■ **PROBLEM DESCRIPTION**
From the listing below, pull each line that includes "text".

■ **TASK INPUT**
● ● ● ●
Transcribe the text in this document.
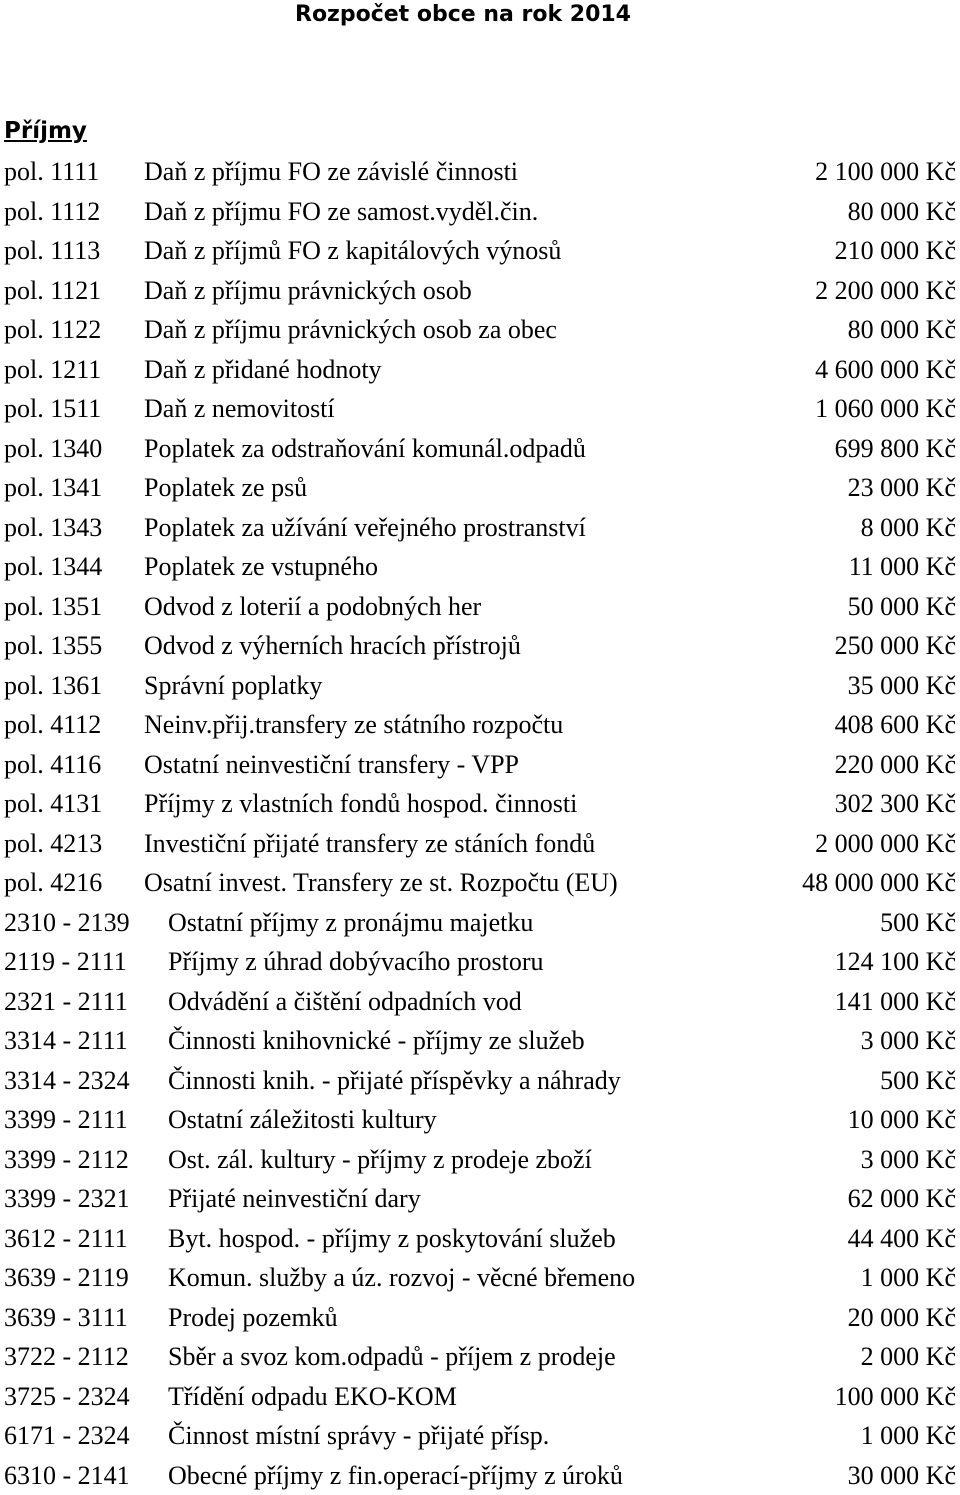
Rozpočet obce na rok 2014
Příjmy
pol. 1111 Daň z příjmu FO ze závislé činnosti	2 100 000 Kč
pol. 1112 Daň z příjmu FO ze samost.vyděl.čin.	80 000 Kč
pol. 1113 Daň z příjmů FO z kapitálových výnosů	210 000 Kč
pol. 1121 Daň z příjmu právnických osob	2 200 000 Kč
pol. 1122 Daň z příjmu právnických osob za obec	80 000 Kč
pol. 1211 Daň z přidané hodnoty	4 600 000 Kč
pol. 1511 Daň z nemovitostí	1 060 000 Kč
pol. 1340 Poplatek za odstraňování komunál.odpadů	699 800 Kč
pol. 1341 Poplatek ze psů	23 000 Kč
pol. 1343 Poplatek za užívání veřejného prostranství	8 000 Kč
pol. 1344 Poplatek ze vstupného	11 000 Kč
pol. 1351 Odvod z loterií a podobných her	50 000 Kč
pol. 1355 Odvod z výherních hracích přístrojů	250 000 Kč
pol. 1361 Správní poplatky	35 000 Kč
pol. 4112 Neinv.přij.transfery ze státního rozpočtu	408 600 Kč
pol. 4116 Ostatní neinvestiční transfery - VPP	220 000 Kč
pol. 4131 Příjmy z vlastních fondů hospod. činnosti	302 300 Kč
pol. 4213 Investiční přijaté transfery ze stáních fondů	2 000 000 Kč
pol. 4216 Osatní invest. Transfery ze st. Rozpočtu (EU)	48 000 000 Kč
2310 - 2139 Ostatní příjmy z pronájmu majetku	500 Kč
2119 - 2111 Příjmy z úhrad dobývacího prostoru	124 100 Kč
2321 - 2111 Odvádění a čištění odpadních vod	141 000 Kč
3314 - 2111 Činnosti knihovnické - příjmy ze služeb	3 000 Kč
3314 - 2324 Činnosti knih. - přijaté příspěvky a náhrady	500 Kč
3399 - 2111 Ostatní záležitosti kultury	10 000 Kč
3399 - 2112 Ost. zál. kultury - příjmy z prodeje zboží	3 000 Kč
3399 - 2321 Přijaté neinvestiční dary	62 000 Kč
3612 - 2111 Byt. hospod. - příjmy z poskytování služeb	44 400 Kč
3639 - 2119 Komun. služby a úz. rozvoj - věcné břemeno	1 000 Kč
3639 - 3111 Prodej pozemků	20 000 Kč
3722 - 2112 Sběr a svoz kom.odpadů - příjem z prodeje	2 000 Kč
3725 - 2324 Třídění odpadu EKO-KOM	100 000 Kč
6171 - 2324 Činnost místní správy - přijaté přísp.	1 000 Kč
6310 - 2141 Obecné příjmy z fin.operací-příjmy z úroků	30 000 Kč
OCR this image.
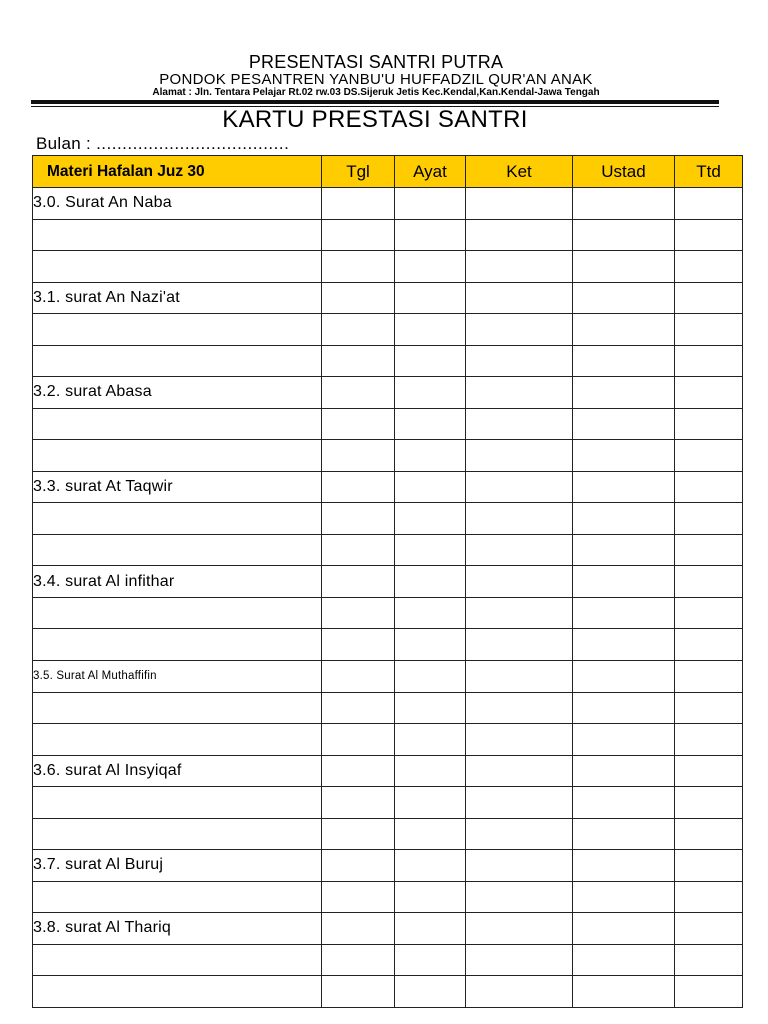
PRESENTASI SANTRI PUTRA
PONDOK PESANTREN YANBU'U HUFFADZIL QUR'AN ANAK
Alamat : Jln. Tentara Pelajar Rt.02 rw.03 DS.Sijeruk Jetis Kec.Kendal,Kan.Kendal-Jawa Tengah
KARTU PRESTASI SANTRI
Bulan : .....................................
Materi Hafalan Juz 30	Tgl	Ayat	Ket	Ustad	Ttd
3.0. Surat An Naba					

3.1. surat An Nazi'at					

3.2. surat Abasa					

3.3. surat At Taqwir					

3.4. surat Al infithar					

3.5. Surat Al Muthaffifin					

3.6. surat Al Insyiqaf					

3.7. surat Al Buruj					

3.8. surat Al Thariq					
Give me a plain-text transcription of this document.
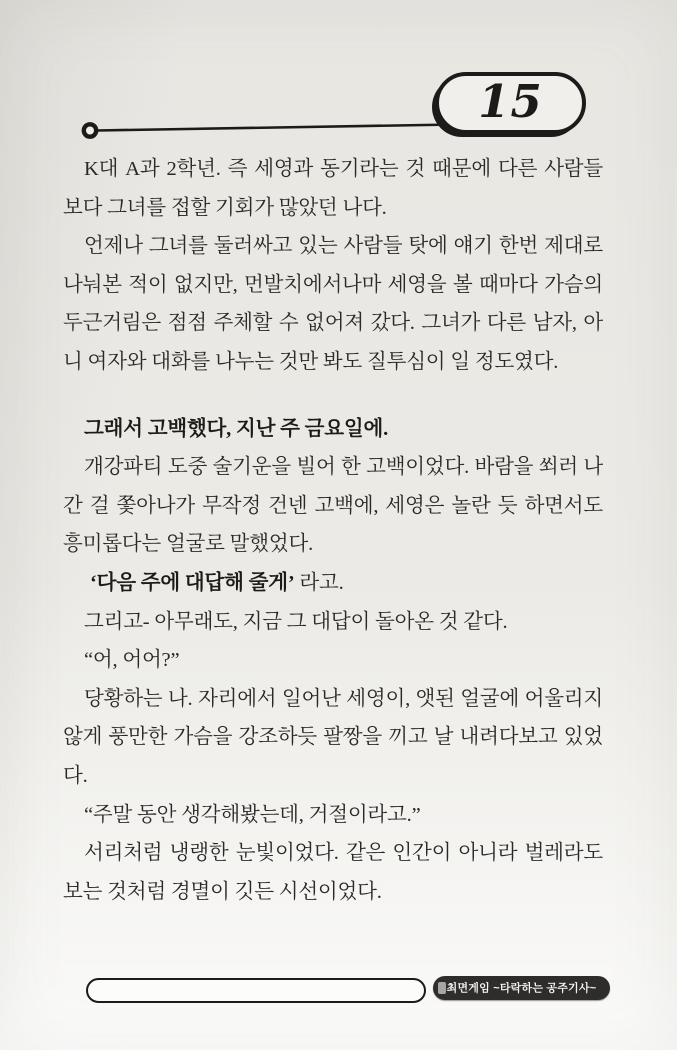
15

K대 A과 2학년. 즉 세영과 동기라는 것 때문에 다른 사람들보다 그녀를 접할 기회가 많았던 나다.

언제나 그녀를 둘러싸고 있는 사람들 탓에 얘기 한번 제대로 나눠본 적이 없지만, 먼발치에서나마 세영을 볼 때마다 가슴의 두근거림은 점점 주체할 수 없어져 갔다. 그녀가 다른 남자, 아니 여자와 대화를 나누는 것만 봐도 질투심이 일 정도였다.

그래서 고백했다, 지난 주 금요일에.

개강파티 도중 술기운을 빌어 한 고백이었다. 바람을 쐬러 나간 걸 쫓아나가 무작정 건넨 고백에, 세영은 놀란 듯 하면서도 흥미롭다는 얼굴로 말했었다.

‘다음 주에 대답해 줄게’ 라고.

그리고- 아무래도, 지금 그 대답이 돌아온 것 같다.

“어, 어어?”

당황하는 나. 자리에서 일어난 세영이, 앳된 얼굴에 어울리지 않게 풍만한 가슴을 강조하듯 팔짱을 끼고 날 내려다보고 있었다.

“주말 동안 생각해봤는데, 거절이라고.”

서리처럼 냉랭한 눈빛이었다. 같은 인간이 아니라 벌레라도 보는 것처럼 경멸이 깃든 시선이었다.

최면게임 ~타락하는 공주기사~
● ● ● ●
■ **RESPONSE**
Transcribe the text in this document.
Give me a plain-text transcription of this document.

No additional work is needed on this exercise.